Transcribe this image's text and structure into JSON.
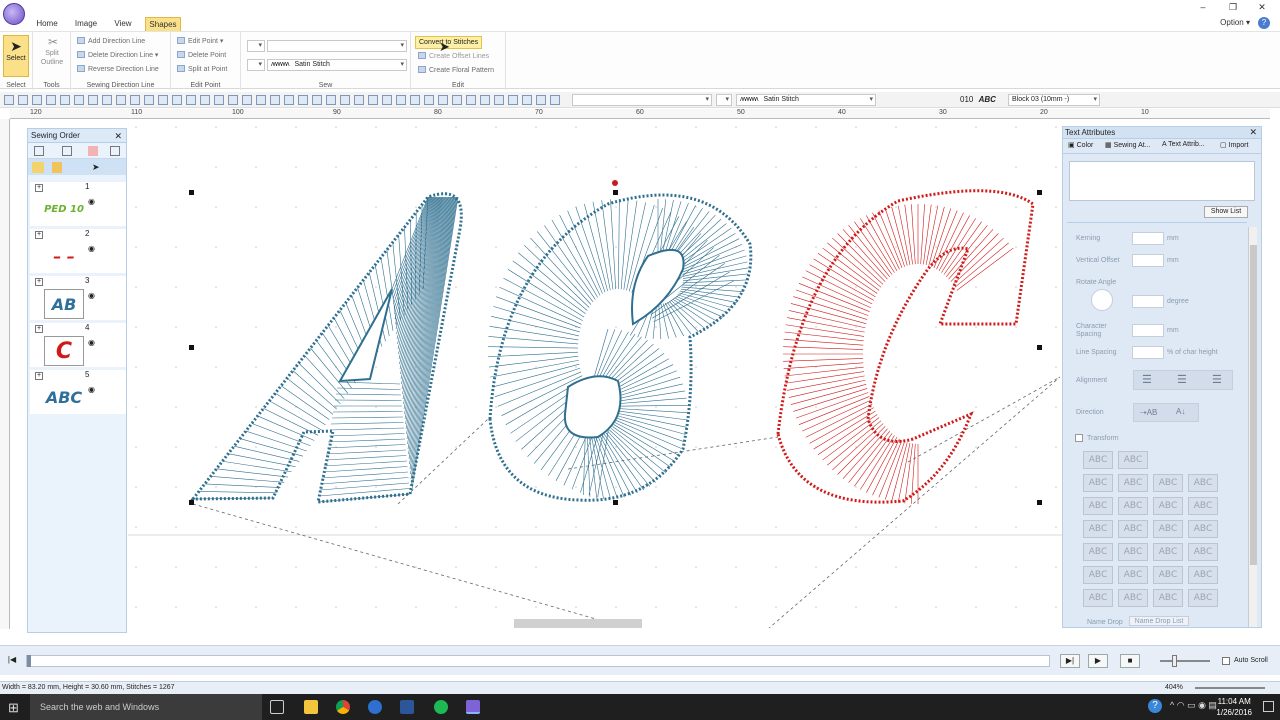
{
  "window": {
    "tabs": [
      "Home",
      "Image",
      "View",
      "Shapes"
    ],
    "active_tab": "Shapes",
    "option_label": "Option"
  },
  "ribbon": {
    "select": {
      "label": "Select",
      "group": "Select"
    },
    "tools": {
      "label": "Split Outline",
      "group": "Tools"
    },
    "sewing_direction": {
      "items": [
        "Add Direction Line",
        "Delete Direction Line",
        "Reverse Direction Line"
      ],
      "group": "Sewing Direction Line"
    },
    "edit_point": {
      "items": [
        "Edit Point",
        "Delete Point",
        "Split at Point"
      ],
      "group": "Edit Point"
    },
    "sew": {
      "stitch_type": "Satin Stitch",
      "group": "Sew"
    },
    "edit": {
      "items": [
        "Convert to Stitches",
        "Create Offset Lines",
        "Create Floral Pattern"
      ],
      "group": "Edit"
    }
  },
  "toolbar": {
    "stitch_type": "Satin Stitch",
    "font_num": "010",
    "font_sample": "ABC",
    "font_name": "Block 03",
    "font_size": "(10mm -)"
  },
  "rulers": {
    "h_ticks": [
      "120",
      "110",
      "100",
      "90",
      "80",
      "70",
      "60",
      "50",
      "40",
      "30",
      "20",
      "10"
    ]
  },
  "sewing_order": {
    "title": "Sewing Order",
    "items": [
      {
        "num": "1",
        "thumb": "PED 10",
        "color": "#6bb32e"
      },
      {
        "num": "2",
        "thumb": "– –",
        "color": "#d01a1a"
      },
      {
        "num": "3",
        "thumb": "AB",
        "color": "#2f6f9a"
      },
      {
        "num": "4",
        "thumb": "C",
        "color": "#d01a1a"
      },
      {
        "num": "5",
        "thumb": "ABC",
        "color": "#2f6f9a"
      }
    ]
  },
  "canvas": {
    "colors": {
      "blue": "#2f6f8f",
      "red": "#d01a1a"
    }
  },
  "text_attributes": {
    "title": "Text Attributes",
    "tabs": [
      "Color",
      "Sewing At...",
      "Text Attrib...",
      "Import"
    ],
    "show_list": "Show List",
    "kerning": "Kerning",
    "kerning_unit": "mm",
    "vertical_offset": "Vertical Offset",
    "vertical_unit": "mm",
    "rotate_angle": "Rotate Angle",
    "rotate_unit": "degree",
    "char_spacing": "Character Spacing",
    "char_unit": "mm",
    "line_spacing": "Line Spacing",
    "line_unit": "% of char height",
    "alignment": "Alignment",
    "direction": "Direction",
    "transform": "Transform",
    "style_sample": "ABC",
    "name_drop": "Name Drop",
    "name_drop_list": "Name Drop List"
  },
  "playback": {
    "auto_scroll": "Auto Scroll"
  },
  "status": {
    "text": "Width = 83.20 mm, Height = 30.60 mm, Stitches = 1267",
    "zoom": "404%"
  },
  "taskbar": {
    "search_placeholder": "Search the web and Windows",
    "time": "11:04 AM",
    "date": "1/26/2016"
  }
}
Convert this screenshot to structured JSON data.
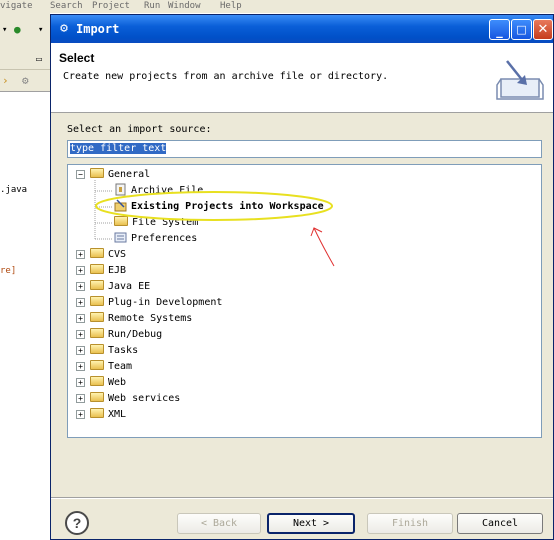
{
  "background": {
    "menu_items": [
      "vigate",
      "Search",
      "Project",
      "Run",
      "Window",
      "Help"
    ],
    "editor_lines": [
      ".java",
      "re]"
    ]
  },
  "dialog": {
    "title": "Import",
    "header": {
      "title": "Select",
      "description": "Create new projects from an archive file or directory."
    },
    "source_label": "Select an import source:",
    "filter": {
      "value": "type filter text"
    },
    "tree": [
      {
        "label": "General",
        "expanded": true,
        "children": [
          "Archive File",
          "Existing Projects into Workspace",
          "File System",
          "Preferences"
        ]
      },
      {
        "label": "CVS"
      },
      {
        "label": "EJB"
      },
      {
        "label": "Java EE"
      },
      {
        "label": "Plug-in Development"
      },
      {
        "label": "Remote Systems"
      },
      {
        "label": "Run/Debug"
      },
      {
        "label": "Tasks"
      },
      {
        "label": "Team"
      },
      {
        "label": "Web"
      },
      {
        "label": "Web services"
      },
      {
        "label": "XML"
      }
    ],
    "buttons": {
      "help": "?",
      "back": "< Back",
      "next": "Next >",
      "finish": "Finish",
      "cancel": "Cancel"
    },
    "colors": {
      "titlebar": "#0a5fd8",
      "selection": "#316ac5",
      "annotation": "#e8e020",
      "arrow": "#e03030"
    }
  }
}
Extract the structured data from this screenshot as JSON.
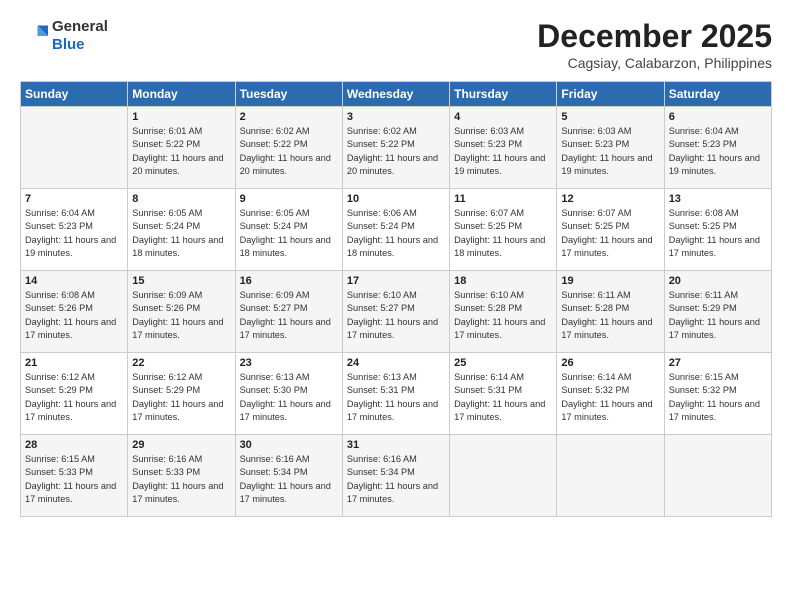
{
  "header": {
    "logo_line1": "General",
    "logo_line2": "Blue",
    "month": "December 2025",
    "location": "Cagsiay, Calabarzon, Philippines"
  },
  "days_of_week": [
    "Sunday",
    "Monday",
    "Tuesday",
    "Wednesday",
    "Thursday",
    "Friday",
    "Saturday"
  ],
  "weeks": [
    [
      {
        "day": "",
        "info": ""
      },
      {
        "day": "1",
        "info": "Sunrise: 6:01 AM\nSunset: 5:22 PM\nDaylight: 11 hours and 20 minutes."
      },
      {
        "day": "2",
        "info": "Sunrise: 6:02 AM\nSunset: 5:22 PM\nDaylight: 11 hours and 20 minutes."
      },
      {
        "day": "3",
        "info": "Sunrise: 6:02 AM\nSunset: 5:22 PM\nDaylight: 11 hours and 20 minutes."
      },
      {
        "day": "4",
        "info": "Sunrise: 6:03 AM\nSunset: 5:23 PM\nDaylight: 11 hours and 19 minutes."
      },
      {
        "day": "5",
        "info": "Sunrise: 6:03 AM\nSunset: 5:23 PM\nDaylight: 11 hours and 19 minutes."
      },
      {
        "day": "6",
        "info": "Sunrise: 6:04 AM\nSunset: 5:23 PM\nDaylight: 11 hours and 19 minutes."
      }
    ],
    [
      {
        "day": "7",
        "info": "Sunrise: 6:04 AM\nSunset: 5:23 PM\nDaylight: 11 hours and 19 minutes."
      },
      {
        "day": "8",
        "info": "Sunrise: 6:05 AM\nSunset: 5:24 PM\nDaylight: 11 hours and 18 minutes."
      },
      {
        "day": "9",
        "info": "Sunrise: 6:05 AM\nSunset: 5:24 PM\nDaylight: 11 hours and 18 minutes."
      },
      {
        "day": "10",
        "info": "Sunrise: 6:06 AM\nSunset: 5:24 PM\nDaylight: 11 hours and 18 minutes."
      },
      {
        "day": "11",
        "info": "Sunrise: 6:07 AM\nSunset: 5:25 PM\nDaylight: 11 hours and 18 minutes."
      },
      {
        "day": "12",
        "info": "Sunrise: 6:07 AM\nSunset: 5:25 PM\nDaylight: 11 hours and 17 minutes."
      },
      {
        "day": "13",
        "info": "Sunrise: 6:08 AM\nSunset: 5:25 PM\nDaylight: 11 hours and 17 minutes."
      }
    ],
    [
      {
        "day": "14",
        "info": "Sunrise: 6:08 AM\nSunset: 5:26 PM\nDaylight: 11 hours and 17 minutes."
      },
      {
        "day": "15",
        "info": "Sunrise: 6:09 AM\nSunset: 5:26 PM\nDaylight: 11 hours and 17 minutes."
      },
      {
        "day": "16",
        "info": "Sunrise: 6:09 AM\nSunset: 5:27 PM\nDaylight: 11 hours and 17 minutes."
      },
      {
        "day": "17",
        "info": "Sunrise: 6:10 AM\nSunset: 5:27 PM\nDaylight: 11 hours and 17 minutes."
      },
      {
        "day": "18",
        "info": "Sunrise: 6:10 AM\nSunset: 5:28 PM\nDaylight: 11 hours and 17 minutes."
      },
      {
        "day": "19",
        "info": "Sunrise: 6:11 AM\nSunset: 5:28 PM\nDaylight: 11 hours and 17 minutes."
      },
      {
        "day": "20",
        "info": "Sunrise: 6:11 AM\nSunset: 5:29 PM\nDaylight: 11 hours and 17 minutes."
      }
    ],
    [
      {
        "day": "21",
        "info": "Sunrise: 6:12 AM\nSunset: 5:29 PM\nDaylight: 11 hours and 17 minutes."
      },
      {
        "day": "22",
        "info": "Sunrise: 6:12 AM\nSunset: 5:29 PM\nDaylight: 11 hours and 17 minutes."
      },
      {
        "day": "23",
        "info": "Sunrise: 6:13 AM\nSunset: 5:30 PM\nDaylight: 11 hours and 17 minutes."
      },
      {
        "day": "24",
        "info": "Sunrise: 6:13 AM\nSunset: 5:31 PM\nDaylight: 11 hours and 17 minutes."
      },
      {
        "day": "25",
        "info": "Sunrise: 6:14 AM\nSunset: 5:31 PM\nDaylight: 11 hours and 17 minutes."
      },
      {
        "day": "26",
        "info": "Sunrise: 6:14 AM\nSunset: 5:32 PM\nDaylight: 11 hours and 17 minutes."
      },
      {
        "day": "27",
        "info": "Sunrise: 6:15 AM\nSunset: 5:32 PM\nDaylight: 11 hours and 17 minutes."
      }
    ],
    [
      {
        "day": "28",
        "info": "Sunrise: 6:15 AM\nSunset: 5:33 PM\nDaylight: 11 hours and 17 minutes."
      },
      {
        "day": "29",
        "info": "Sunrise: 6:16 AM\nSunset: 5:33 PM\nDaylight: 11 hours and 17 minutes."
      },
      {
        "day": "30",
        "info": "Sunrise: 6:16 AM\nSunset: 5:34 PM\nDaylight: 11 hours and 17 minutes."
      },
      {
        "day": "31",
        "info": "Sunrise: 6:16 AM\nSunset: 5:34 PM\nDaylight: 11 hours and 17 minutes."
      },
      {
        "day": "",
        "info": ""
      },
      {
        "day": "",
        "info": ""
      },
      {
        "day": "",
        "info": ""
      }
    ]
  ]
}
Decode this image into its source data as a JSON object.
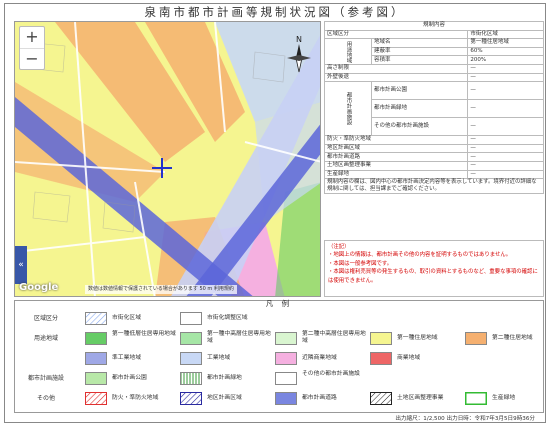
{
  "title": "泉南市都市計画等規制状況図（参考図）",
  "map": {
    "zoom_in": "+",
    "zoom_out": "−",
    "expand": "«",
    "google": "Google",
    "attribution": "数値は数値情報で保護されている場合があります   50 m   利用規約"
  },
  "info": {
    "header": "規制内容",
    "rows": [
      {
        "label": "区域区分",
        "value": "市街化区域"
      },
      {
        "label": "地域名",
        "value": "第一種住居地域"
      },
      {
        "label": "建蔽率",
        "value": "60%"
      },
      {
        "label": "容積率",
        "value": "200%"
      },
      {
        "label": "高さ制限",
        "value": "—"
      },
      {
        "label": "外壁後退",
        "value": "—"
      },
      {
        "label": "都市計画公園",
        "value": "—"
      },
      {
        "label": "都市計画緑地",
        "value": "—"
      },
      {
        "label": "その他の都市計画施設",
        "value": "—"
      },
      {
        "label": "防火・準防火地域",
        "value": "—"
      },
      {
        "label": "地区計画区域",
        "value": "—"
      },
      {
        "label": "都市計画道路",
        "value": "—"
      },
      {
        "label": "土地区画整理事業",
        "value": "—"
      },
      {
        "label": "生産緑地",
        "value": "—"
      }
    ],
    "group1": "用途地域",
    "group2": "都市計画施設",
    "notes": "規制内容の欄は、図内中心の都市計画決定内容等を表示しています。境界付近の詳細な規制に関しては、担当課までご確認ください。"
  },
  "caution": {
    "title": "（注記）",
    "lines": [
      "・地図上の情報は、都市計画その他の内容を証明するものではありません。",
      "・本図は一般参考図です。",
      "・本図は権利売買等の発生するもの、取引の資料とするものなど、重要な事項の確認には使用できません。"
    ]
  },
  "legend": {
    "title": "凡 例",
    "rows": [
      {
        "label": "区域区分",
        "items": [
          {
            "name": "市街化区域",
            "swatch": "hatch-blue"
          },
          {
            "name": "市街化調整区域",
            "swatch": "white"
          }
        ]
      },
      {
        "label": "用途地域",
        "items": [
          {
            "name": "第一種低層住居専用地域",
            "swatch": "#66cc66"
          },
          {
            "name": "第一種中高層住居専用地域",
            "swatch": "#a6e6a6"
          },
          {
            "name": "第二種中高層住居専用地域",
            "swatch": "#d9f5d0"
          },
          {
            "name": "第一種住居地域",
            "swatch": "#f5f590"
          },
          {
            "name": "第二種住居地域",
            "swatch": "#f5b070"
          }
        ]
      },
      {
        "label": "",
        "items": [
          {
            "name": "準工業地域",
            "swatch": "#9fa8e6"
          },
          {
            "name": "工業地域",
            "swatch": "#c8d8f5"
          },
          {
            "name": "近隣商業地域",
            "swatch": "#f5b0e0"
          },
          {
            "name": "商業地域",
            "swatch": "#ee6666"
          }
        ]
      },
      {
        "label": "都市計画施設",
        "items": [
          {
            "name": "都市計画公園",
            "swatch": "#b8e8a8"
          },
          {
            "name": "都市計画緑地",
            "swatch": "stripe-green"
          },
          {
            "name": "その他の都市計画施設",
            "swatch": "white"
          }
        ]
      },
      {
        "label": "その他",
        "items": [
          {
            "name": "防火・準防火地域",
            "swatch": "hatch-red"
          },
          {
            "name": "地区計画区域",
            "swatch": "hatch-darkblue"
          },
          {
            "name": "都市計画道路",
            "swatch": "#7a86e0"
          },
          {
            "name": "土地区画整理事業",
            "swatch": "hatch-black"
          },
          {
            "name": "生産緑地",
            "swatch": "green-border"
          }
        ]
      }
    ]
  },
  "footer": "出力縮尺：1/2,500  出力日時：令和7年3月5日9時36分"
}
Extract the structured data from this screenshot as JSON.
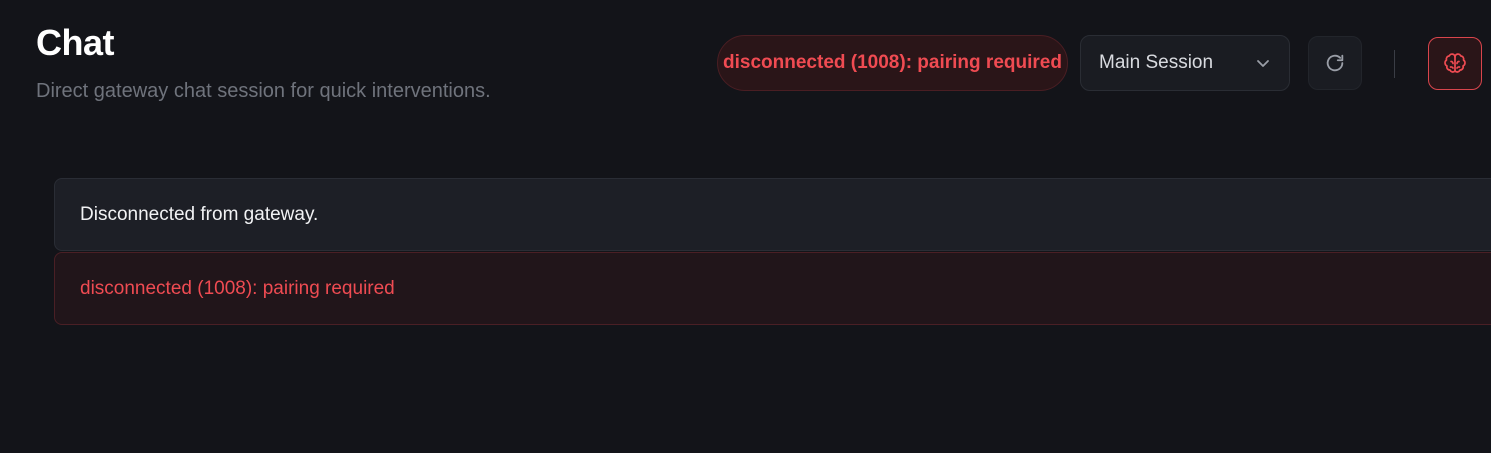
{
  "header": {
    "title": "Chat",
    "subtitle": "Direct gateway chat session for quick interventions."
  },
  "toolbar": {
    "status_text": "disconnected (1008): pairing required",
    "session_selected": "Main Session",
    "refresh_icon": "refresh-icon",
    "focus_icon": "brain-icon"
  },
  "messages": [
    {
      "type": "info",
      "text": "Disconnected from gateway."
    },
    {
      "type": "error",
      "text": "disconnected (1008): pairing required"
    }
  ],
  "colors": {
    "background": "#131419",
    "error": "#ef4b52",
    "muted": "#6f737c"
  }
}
◆ ◆ ◆ ◆ ◆ ◆ ◆
▸ **Short task**: Where a line holds "data", copy it out.

▸ **Written solution**:
Convert this screenshot to structured JSON data.
Extract the structured data from this screenshot as JSON.
Decode this image into its source data as a JSON object.
Extract the structured data from this screenshot as JSON.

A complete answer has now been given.